■ **TEXT PROVIDED**
Friday, August 26, 2011

Galtung, Macrohistory, and 2008



I'm cheating a bit on this blog post by doubling up with my final assignment from my latest class from Transcend Peace University.  I'm using the text of my response as my blog post, which actually works out fine, since I've been thinking about economic/political issues anyway.  It might not make a lot of sense out of context, but I think the basic upshot--that our discourse around the economic "crisis" is based in a rhetoric of personal accountability and blame and this leads to a myopic view of the problems and solutions--is clear enough.



A macrohistoric/holonistic view of the response to the response to the 2008 economic crisis would move us away from (to use the terminology of rhetorician/social critic Kenneth Burke) a preoccupation with the Agent/Act relationship to the Agency/Scene relationship.  These roughly translate to moving from questions of “WHO did WHAT” to “HOW did it happen and WHEN and WHERE did it happen.”  In the macrohistoric view, the when and where are vast, the when being the history of capitalism and the where being the globe.   We are then prompted to look at 2008 as a byproduct of a system, not as the malfeasance (ACT) of particular people (AGENT), such as bankers, government leaders, unions, or even whole countries (Greece, Ireland, Spain, etc.).

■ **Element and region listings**
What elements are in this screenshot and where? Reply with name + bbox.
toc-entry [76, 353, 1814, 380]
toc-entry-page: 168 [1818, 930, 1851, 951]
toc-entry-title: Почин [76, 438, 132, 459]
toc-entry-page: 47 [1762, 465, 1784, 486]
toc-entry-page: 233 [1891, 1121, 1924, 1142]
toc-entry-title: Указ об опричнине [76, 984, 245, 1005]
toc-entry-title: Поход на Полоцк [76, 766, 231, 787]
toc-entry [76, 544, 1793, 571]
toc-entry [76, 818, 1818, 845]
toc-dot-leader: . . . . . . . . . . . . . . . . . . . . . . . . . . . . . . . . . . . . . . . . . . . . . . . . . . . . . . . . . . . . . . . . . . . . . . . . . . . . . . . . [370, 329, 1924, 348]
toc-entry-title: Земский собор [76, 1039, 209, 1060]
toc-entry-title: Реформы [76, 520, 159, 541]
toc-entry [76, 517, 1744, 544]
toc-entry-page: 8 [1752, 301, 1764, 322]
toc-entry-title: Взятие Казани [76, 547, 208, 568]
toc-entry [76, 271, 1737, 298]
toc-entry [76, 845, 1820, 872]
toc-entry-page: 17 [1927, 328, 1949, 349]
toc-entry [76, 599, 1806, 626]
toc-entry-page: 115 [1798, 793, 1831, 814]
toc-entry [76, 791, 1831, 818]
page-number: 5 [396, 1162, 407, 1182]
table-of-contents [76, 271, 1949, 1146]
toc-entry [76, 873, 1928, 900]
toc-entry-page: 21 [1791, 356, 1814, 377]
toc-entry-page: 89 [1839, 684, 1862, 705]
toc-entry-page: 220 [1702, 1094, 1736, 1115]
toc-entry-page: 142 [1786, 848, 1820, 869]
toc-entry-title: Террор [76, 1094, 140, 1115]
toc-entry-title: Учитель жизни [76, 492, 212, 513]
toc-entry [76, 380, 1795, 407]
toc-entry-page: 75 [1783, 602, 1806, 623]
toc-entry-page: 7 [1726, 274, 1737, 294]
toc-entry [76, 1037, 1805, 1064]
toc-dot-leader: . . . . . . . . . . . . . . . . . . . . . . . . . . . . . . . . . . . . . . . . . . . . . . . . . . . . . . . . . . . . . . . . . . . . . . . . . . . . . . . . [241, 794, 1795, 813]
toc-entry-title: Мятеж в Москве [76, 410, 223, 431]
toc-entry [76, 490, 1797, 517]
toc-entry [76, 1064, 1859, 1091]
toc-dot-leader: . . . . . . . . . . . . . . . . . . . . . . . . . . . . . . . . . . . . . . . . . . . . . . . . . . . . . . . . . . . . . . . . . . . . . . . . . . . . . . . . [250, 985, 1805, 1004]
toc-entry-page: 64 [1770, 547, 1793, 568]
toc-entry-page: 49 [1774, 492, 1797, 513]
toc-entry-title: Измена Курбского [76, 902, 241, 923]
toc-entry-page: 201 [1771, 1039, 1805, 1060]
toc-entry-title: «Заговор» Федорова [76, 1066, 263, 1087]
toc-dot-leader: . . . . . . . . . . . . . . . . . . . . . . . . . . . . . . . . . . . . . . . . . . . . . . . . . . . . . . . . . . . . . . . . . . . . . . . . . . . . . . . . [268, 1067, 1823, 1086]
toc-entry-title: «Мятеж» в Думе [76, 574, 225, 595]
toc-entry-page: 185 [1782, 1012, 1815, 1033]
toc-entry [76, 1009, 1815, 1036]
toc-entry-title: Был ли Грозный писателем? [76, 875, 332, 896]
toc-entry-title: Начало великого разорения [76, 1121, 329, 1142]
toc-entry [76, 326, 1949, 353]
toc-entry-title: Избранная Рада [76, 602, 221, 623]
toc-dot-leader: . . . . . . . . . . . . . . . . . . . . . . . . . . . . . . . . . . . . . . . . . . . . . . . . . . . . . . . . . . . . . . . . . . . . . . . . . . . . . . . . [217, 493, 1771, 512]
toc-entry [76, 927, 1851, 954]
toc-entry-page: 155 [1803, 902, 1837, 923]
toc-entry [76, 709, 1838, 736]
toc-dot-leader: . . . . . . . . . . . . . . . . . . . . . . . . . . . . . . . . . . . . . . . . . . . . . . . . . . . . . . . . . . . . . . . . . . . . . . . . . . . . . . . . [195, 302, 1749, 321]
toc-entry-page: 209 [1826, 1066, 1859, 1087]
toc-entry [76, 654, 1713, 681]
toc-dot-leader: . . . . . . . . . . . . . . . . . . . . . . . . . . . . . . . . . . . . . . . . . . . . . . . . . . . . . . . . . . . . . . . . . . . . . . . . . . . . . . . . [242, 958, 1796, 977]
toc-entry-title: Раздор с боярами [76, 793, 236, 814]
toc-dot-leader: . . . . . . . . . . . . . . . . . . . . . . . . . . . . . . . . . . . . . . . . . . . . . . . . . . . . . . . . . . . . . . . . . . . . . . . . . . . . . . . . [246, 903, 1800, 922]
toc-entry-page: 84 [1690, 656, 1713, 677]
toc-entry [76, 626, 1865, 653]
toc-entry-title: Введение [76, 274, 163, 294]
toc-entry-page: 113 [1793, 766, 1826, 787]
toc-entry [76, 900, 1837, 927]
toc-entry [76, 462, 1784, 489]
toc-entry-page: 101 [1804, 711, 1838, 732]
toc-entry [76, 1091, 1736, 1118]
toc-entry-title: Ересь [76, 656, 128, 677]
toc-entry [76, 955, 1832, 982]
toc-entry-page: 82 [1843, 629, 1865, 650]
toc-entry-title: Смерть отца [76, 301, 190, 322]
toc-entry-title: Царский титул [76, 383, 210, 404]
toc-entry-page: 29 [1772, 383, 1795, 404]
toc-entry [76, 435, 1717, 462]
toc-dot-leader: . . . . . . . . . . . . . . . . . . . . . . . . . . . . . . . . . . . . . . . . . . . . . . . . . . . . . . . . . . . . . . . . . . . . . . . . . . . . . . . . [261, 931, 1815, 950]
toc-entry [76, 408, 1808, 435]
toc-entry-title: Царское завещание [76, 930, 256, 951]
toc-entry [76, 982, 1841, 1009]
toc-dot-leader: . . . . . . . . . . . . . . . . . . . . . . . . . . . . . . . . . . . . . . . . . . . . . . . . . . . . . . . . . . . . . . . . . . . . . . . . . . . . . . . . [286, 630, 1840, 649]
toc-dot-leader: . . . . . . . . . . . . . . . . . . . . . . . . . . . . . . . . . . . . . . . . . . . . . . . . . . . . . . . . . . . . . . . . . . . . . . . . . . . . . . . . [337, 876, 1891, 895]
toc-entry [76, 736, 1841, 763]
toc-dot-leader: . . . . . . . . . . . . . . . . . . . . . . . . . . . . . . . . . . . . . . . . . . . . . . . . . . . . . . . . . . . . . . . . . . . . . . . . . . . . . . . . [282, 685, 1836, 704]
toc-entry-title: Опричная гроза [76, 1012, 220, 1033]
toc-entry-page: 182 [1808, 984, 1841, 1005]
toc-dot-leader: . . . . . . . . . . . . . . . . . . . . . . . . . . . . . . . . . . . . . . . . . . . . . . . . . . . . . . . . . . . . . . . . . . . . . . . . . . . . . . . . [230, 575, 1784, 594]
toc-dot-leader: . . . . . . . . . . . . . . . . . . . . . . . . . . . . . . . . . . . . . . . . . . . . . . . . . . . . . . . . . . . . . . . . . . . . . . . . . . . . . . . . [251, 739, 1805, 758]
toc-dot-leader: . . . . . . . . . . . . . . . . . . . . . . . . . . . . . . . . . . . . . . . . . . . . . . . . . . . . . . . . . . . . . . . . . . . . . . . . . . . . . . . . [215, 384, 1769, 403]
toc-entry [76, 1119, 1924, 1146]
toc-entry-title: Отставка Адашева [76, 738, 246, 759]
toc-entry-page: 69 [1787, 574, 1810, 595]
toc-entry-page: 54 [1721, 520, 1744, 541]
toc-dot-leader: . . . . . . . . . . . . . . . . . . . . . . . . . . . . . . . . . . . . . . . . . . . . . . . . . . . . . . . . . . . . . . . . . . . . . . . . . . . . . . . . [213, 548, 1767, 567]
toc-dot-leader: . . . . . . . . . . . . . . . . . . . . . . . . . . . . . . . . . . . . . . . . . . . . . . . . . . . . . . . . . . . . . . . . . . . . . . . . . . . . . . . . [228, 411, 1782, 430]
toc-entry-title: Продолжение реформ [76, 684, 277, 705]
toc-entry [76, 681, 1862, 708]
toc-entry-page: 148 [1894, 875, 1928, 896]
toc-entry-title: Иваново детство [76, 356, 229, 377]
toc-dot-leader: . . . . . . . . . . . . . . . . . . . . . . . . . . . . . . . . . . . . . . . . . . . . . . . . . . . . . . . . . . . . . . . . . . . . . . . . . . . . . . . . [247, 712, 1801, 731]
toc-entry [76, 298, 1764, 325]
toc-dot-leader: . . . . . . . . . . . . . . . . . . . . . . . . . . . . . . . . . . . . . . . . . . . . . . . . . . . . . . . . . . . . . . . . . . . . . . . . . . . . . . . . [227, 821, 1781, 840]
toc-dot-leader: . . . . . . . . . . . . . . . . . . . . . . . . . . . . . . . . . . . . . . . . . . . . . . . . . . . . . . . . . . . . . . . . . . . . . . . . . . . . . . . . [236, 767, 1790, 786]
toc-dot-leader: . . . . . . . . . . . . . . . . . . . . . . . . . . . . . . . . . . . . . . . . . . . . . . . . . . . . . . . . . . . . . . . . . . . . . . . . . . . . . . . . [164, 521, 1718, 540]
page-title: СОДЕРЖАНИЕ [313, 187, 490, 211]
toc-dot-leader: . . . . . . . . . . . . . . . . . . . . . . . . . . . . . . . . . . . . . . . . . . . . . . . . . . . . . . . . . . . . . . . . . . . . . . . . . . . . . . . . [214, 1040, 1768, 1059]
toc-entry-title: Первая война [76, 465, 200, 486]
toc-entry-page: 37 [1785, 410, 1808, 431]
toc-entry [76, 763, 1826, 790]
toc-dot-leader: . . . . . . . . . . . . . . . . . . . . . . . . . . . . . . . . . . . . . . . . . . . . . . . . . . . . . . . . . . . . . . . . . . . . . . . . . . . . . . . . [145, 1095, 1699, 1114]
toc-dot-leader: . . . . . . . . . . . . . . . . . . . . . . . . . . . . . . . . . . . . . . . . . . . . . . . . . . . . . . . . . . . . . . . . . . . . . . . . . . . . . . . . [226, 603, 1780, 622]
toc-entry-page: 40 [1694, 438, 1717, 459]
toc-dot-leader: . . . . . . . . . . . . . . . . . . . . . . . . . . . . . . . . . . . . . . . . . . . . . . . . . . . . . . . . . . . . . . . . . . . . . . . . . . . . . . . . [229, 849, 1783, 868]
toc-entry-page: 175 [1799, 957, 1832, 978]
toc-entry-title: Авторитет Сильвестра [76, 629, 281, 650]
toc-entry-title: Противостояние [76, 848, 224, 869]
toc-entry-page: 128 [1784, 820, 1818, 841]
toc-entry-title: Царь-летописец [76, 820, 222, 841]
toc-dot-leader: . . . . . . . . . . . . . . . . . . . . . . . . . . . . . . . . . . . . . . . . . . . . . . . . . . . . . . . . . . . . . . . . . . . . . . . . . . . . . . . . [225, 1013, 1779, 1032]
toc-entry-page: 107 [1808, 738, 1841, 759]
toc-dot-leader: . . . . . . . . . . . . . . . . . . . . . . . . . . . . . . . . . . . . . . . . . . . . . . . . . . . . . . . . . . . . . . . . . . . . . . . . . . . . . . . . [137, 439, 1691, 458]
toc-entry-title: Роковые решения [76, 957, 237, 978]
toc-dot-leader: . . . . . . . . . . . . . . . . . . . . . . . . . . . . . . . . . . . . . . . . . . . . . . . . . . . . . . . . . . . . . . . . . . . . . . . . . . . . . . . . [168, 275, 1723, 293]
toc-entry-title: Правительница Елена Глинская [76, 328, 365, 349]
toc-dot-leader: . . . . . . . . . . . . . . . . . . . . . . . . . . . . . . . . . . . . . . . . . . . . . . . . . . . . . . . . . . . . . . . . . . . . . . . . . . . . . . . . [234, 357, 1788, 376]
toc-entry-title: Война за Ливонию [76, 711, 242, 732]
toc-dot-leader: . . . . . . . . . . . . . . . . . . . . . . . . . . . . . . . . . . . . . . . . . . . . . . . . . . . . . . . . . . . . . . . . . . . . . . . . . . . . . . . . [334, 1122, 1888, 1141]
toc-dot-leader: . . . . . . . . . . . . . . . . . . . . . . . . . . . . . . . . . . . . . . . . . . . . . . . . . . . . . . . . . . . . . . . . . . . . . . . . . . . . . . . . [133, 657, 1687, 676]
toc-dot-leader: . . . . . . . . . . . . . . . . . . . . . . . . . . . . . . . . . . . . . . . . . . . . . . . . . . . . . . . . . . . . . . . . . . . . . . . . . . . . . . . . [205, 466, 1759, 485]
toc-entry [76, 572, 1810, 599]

■ **SET TASKS**
A – In the blog post's macrohistoric view, what is the "when" said to be?
B – Output, without changes, the part of the blog post that begins at the words "A macrohistoric/holonistic view" and stops after "Ireland, Spain, etc.).".
Rely only on the blog post to answer.

■ **WRITTEN ANSWERS**
A – The history of capitalism.

B –
A macrohistoric/holonistic view of the response to the response to the 2008 economic crisis would move us away from (to use the terminology of rhetorician/social critic Kenneth Burke) a preoccupation with the Agent/Act relationship to the Agency/Scene relationship.  These roughly translate to moving from questions of “WHO did WHAT” to “HOW did it happen and WHEN and WHERE did it happen.”  In the macrohistoric view, the when and where are vast, the when being the history of capitalism and the where being the globe.   We are then prompted to look at 2008 as a byproduct of a system, not as the malfeasance (ACT) of particular people (AGENT), such as bankers, government leaders, unions, or even whole countries (Greece, Ireland, Spain, etc.).